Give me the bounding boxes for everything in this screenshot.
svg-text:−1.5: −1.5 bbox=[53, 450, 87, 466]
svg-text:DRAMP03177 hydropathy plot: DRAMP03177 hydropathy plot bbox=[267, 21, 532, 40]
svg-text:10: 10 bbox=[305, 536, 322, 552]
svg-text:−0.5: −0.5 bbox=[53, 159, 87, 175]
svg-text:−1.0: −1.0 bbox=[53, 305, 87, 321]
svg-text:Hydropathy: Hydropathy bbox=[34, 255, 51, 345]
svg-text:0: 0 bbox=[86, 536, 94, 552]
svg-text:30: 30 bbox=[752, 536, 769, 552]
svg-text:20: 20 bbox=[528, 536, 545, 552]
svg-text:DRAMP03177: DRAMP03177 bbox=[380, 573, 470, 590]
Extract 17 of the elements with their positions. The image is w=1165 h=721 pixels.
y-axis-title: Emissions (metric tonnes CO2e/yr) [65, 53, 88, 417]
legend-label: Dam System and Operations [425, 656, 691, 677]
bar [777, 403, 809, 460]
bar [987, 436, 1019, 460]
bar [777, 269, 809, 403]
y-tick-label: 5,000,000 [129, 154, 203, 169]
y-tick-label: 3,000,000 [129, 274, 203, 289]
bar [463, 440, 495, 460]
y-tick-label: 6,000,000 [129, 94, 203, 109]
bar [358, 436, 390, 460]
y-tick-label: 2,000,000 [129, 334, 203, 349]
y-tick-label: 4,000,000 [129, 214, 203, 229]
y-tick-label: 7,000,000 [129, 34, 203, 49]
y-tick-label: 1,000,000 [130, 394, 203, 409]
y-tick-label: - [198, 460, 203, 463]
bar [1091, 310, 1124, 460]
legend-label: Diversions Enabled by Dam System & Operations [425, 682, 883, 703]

++++++++

Short problem
Swap "screenshot" for "image" in the stretch from the start of the material through the line containing "svg-text:DRAMP03177: DRAMP03177 bbox=[380, 573, 470, 590]", keeping every other part of those lines unchanged, and return only that stretch.

Written solution
Give me the bounding boxes for everything in this image.
svg-text:−1.5: −1.5 bbox=[53, 450, 87, 466]
svg-text:DRAMP03177 hydropathy plot: DRAMP03177 hydropathy plot bbox=[267, 21, 532, 40]
svg-text:10: 10 bbox=[305, 536, 322, 552]
svg-text:−0.5: −0.5 bbox=[53, 159, 87, 175]
svg-text:−1.0: −1.0 bbox=[53, 305, 87, 321]
svg-text:Hydropathy: Hydropathy bbox=[34, 255, 51, 345]
svg-text:0: 0 bbox=[86, 536, 94, 552]
svg-text:30: 30 bbox=[752, 536, 769, 552]
svg-text:20: 20 bbox=[528, 536, 545, 552]
svg-text:DRAMP03177: DRAMP03177 bbox=[380, 573, 470, 590]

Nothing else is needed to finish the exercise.